Omit all pictures and give the records below again exactly as written.

------------

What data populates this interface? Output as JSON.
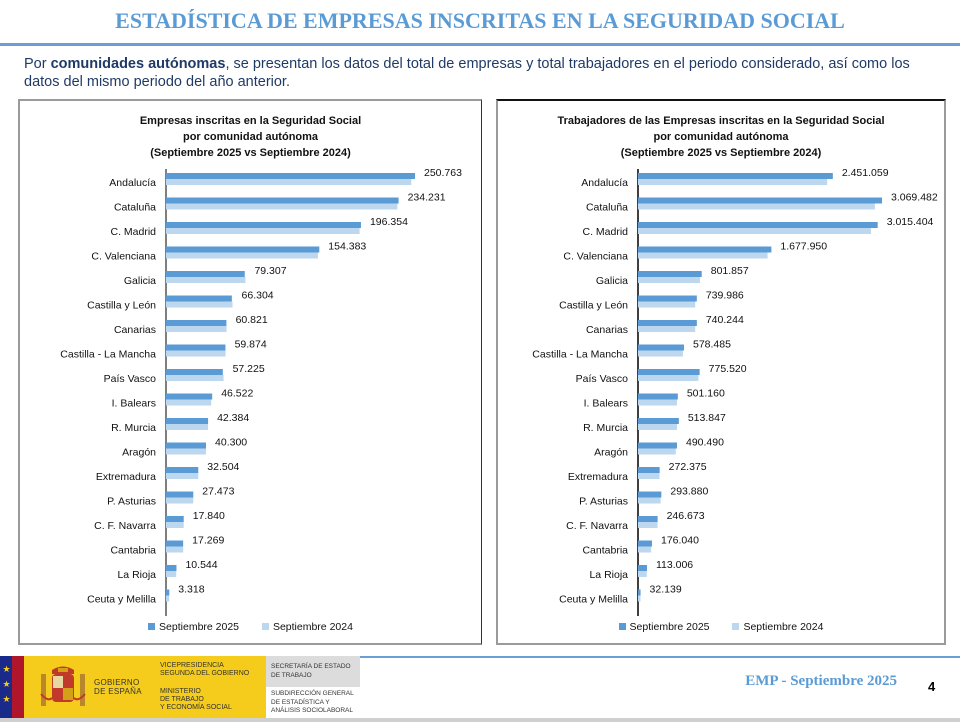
{
  "header": {
    "title": "ESTADÍSTICA DE EMPRESAS INSCRITAS EN LA SEGURIDAD SOCIAL",
    "intro_prefix": "Por ",
    "intro_bold": "comunidades autónomas",
    "intro_rest": ", se presentan los datos del total de empresas y total trabajadores en el periodo considerado, así como los datos del mismo periodo del año anterior."
  },
  "colors": {
    "accent": "#5b9bd5",
    "series_2025": "#5b9bd5",
    "series_2024": "#bdd7ee"
  },
  "chart_data": [
    {
      "type": "bar",
      "orientation": "horizontal",
      "title_lines": [
        "Empresas inscritas  en la Seguridad Social",
        "por comunidad  autónoma",
        "(Septiembre 2025 vs Septiembre 2024)"
      ],
      "categories": [
        "Andalucía",
        "Cataluña",
        "C. Madrid",
        "C. Valenciana",
        "Galicia",
        "Castilla y León",
        "Canarias",
        "Castilla - La Mancha",
        "País Vasco",
        "I. Balears",
        "R. Murcia",
        "Aragón",
        "Extremadura",
        "P. Asturias",
        "C. F. Navarra",
        "Cantabria",
        "La Rioja",
        "Ceuta y Melilla"
      ],
      "series": [
        {
          "name": "Septiembre 2025",
          "values": [
            250763,
            234231,
            196354,
            154383,
            79307,
            66304,
            60821,
            59874,
            57225,
            46522,
            42384,
            40300,
            32504,
            27473,
            17840,
            17269,
            10544,
            3318
          ]
        },
        {
          "name": "Septiembre 2024",
          "values": [
            247000,
            233000,
            195000,
            153000,
            80000,
            67000,
            61000,
            60000,
            58000,
            45500,
            42300,
            40300,
            32500,
            27500,
            17800,
            17300,
            10300,
            3200
          ]
        }
      ],
      "value_labels": [
        "250.763",
        "234.231",
        "196.354",
        "154.383",
        "79.307",
        "66.304",
        "60.821",
        "59.874",
        "57.225",
        "46.522",
        "42.384",
        "40.300",
        "32.504",
        "27.473",
        "17.840",
        "17.269",
        "10.544",
        "3.318"
      ],
      "xlim": [
        0,
        250763
      ],
      "legend": [
        "Septiembre 2025",
        "Septiembre 2024"
      ],
      "legend_position": "bottom",
      "grid": false
    },
    {
      "type": "bar",
      "orientation": "horizontal",
      "title_lines": [
        "Trabajadores  de las Empresas inscritas  en la Seguridad Social",
        "por comunidad  autónoma",
        "(Septiembre 2025 vs Septiembre 2024)"
      ],
      "categories": [
        "Andalucía",
        "Cataluña",
        "C. Madrid",
        "C. Valenciana",
        "Galicia",
        "Castilla y León",
        "Canarias",
        "Castilla - La Mancha",
        "País Vasco",
        "I. Balears",
        "R. Murcia",
        "Aragón",
        "Extremadura",
        "P. Asturias",
        "C. F. Navarra",
        "Cantabria",
        "La Rioja",
        "Ceuta y Melilla"
      ],
      "series": [
        {
          "name": "Septiembre 2025",
          "values": [
            2451059,
            3069482,
            3015404,
            1677950,
            801857,
            739986,
            740244,
            578485,
            775520,
            501160,
            513847,
            490490,
            272375,
            293880,
            246673,
            176040,
            113006,
            32139
          ]
        },
        {
          "name": "Septiembre 2024",
          "values": [
            2380000,
            2980000,
            2930000,
            1630000,
            780000,
            720000,
            720000,
            565000,
            760000,
            490000,
            490000,
            475000,
            270000,
            285000,
            245000,
            165000,
            110000,
            31000
          ]
        }
      ],
      "value_labels": [
        "2.451.059",
        "3.069.482",
        "3.015.404",
        "1.677.950",
        "801.857",
        "739.986",
        "740.244",
        "578.485",
        "775.520",
        "501.160",
        "513.847",
        "490.490",
        "272.375",
        "293.880",
        "246.673",
        "176.040",
        "113.006",
        "32.139"
      ],
      "xlim": [
        0,
        3069482
      ],
      "legend": [
        "Septiembre 2025",
        "Septiembre 2024"
      ],
      "legend_position": "bottom",
      "grid": false
    }
  ],
  "footer": {
    "gob_line1": "GOBIERNO",
    "gob_line2": "DE ESPAÑA",
    "vice_line1": "VICEPRESIDENCIA",
    "vice_line2": "SEGUNDA DEL GOBIERNO",
    "min_line1": "MINISTERIO",
    "min_line2": "DE TRABAJO",
    "min_line3": "Y ECONOMÍA SOCIAL",
    "sec_line1": "SECRETARÍA DE ESTADO",
    "sec_line2": "DE TRABAJO",
    "sub_line1": "SUBDIRECCIÓN GENERAL",
    "sub_line2": "DE ESTADÍSTICA Y",
    "sub_line3": "ANÁLISIS SOCIOLABORAL",
    "report": "EMP - Septiembre 2025",
    "page_number": "4"
  }
}
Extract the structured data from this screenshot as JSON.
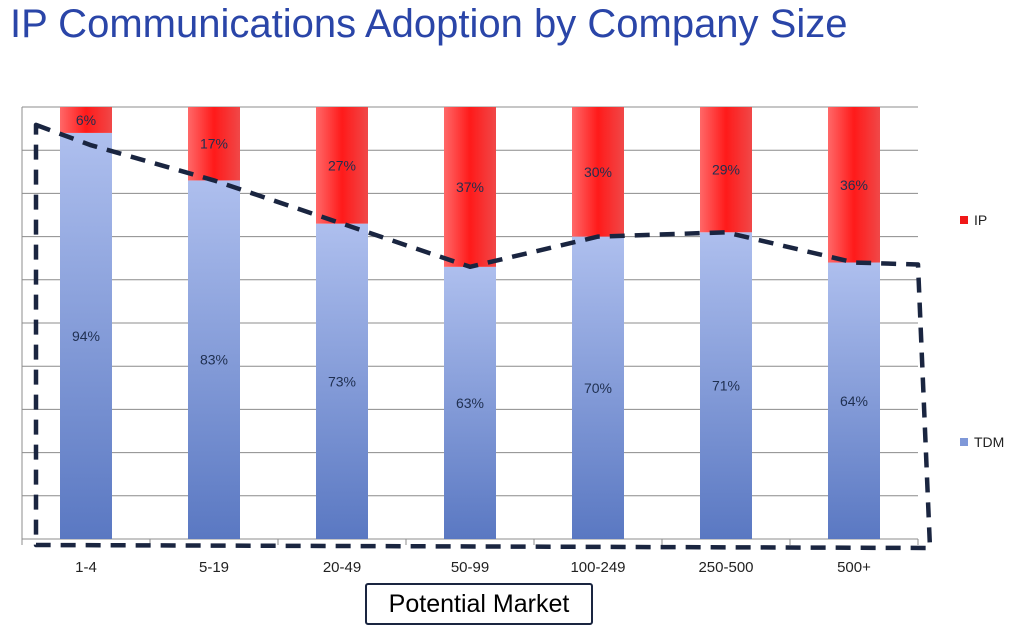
{
  "chart_data": {
    "type": "bar",
    "stacked": true,
    "percent_stacked": true,
    "title": "IP Communications Adoption by Company Size",
    "categories": [
      "1-4",
      "5-19",
      "20-49",
      "50-99",
      "100-249",
      "250-500",
      "500+"
    ],
    "series": [
      {
        "name": "TDM",
        "values": [
          94,
          83,
          73,
          63,
          70,
          71,
          64
        ],
        "labels": [
          "94%",
          "83%",
          "73%",
          "63%",
          "70%",
          "71%",
          "64%"
        ],
        "color": "#6a86cc"
      },
      {
        "name": "IP",
        "values": [
          6,
          17,
          27,
          37,
          30,
          29,
          36
        ],
        "labels": [
          "6%",
          "17%",
          "27%",
          "37%",
          "30%",
          "29%",
          "36%"
        ],
        "color": "#f01818"
      }
    ],
    "ylim": [
      0,
      100
    ],
    "grid": true,
    "legend": "right",
    "annotation": {
      "text": "Potential Market"
    }
  }
}
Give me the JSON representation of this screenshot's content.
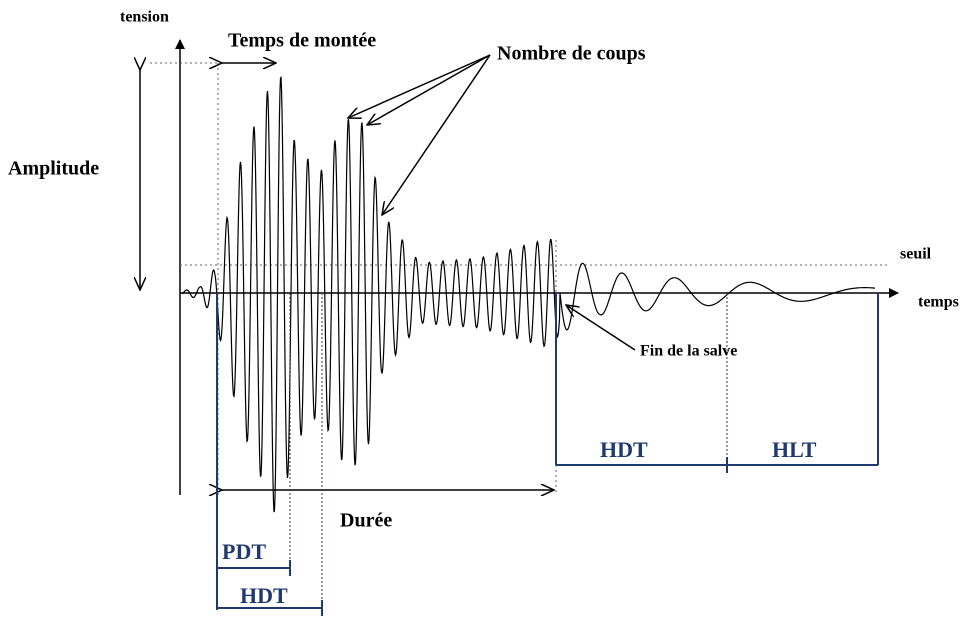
{
  "labels": {
    "y_axis": "tension",
    "x_axis": "temps",
    "rise_time": "Temps de montée",
    "counts": "Nombre de coups",
    "amplitude": "Amplitude",
    "threshold": "seuil",
    "end": "Fin de la salve",
    "duration": "Durée",
    "pdt": "PDT",
    "hdt_bottom": "HDT",
    "hdt_right": "HDT",
    "hlt": "HLT"
  }
}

------------

--- ANSWER TO THE TASK ---
What data populates this interface? Output as JSON.
{
  "header": {
    "title": "ESTADÍSTICA DE EMPRESAS INSCRITAS EN LA SEGURIDAD SOCIAL",
    "intro_prefix": "Por ",
    "intro_bold": "comunidades autónomas",
    "intro_rest": ", se presentan los datos del total de empresas y total trabajadores en el periodo considerado, así como los datos del mismo periodo del año anterior."
  },
  "colors": {
    "accent": "#5b9bd5",
    "series_2025": "#5b9bd5",
    "series_2024": "#bdd7ee"
  },
  "chart_data": [
    {
      "type": "bar",
      "orientation": "horizontal",
      "title_lines": [
        "Empresas inscritas  en la Seguridad Social",
        "por comunidad  autónoma",
        "(Septiembre 2025 vs Septiembre 2024)"
      ],
      "categories": [
        "Andalucía",
        "Cataluña",
        "C. Madrid",
        "C. Valenciana",
        "Galicia",
        "Castilla y León",
        "Canarias",
        "Castilla - La Mancha",
        "País Vasco",
        "I. Balears",
        "R. Murcia",
        "Aragón",
        "Extremadura",
        "P. Asturias",
        "C. F. Navarra",
        "Cantabria",
        "La Rioja",
        "Ceuta y Melilla"
      ],
      "series": [
        {
          "name": "Septiembre 2025",
          "values": [
            250763,
            234231,
            196354,
            154383,
            79307,
            66304,
            60821,
            59874,
            57225,
            46522,
            42384,
            40300,
            32504,
            27473,
            17840,
            17269,
            10544,
            3318
          ]
        },
        {
          "name": "Septiembre 2024",
          "values": [
            247000,
            233000,
            195000,
            153000,
            80000,
            67000,
            61000,
            60000,
            58000,
            45500,
            42300,
            40300,
            32500,
            27500,
            17800,
            17300,
            10300,
            3200
          ]
        }
      ],
      "value_labels": [
        "250.763",
        "234.231",
        "196.354",
        "154.383",
        "79.307",
        "66.304",
        "60.821",
        "59.874",
        "57.225",
        "46.522",
        "42.384",
        "40.300",
        "32.504",
        "27.473",
        "17.840",
        "17.269",
        "10.544",
        "3.318"
      ],
      "xlim": [
        0,
        250763
      ],
      "legend": [
        "Septiembre 2025",
        "Septiembre 2024"
      ],
      "legend_position": "bottom",
      "grid": false
    },
    {
      "type": "bar",
      "orientation": "horizontal",
      "title_lines": [
        "Trabajadores  de las Empresas inscritas  en la Seguridad Social",
        "por comunidad  autónoma",
        "(Septiembre 2025 vs Septiembre 2024)"
      ],
      "categories": [
        "Andalucía",
        "Cataluña",
        "C. Madrid",
        "C. Valenciana",
        "Galicia",
        "Castilla y León",
        "Canarias",
        "Castilla - La Mancha",
        "País Vasco",
        "I. Balears",
        "R. Murcia",
        "Aragón",
        "Extremadura",
        "P. Asturias",
        "C. F. Navarra",
        "Cantabria",
        "La Rioja",
        "Ceuta y Melilla"
      ],
      "series": [
        {
          "name": "Septiembre 2025",
          "values": [
            2451059,
            3069482,
            3015404,
            1677950,
            801857,
            739986,
            740244,
            578485,
            775520,
            501160,
            513847,
            490490,
            272375,
            293880,
            246673,
            176040,
            113006,
            32139
          ]
        },
        {
          "name": "Septiembre 2024",
          "values": [
            2380000,
            2980000,
            2930000,
            1630000,
            780000,
            720000,
            720000,
            565000,
            760000,
            490000,
            490000,
            475000,
            270000,
            285000,
            245000,
            165000,
            110000,
            31000
          ]
        }
      ],
      "value_labels": [
        "2.451.059",
        "3.069.482",
        "3.015.404",
        "1.677.950",
        "801.857",
        "739.986",
        "740.244",
        "578.485",
        "775.520",
        "501.160",
        "513.847",
        "490.490",
        "272.375",
        "293.880",
        "246.673",
        "176.040",
        "113.006",
        "32.139"
      ],
      "xlim": [
        0,
        3069482
      ],
      "legend": [
        "Septiembre 2025",
        "Septiembre 2024"
      ],
      "legend_position": "bottom",
      "grid": false
    }
  ],
  "footer": {
    "gob_line1": "GOBIERNO",
    "gob_line2": "DE ESPAÑA",
    "vice_line1": "VICEPRESIDENCIA",
    "vice_line2": "SEGUNDA DEL GOBIERNO",
    "min_line1": "MINISTERIO",
    "min_line2": "DE TRABAJO",
    "min_line3": "Y ECONOMÍA SOCIAL",
    "sec_line1": "SECRETARÍA DE ESTADO",
    "sec_line2": "DE TRABAJO",
    "sub_line1": "SUBDIRECCIÓN GENERAL",
    "sub_line2": "DE ESTADÍSTICA Y",
    "sub_line3": "ANÁLISIS SOCIOLABORAL",
    "report": "EMP - Septiembre 2025",
    "page_number": "4"
  }
}
Extract the structured data from this screenshot as JSON.
{
  "chart_data": {
    "type": "bar",
    "stacked": true,
    "percent_stacked": true,
    "title": "IP Communications Adoption by Company Size",
    "categories": [
      "1-4",
      "5-19",
      "20-49",
      "50-99",
      "100-249",
      "250-500",
      "500+"
    ],
    "series": [
      {
        "name": "TDM",
        "values": [
          94,
          83,
          73,
          63,
          70,
          71,
          64
        ],
        "labels": [
          "94%",
          "83%",
          "73%",
          "63%",
          "70%",
          "71%",
          "64%"
        ],
        "color": "#6a86cc"
      },
      {
        "name": "IP",
        "values": [
          6,
          17,
          27,
          37,
          30,
          29,
          36
        ],
        "labels": [
          "6%",
          "17%",
          "27%",
          "37%",
          "30%",
          "29%",
          "36%"
        ],
        "color": "#f01818"
      }
    ],
    "ylim": [
      0,
      100
    ],
    "grid": true,
    "legend": "right",
    "annotation": {
      "text": "Potential Market"
    }
  }
}
Give me the JSON representation of this screenshot's content.
{
  "labels": {
    "y_axis": "tension",
    "x_axis": "temps",
    "rise_time": "Temps de montée",
    "counts": "Nombre de coups",
    "amplitude": "Amplitude",
    "threshold": "seuil",
    "end": "Fin de la salve",
    "duration": "Durée",
    "pdt": "PDT",
    "hdt_bottom": "HDT",
    "hdt_right": "HDT",
    "hlt": "HLT"
  }
}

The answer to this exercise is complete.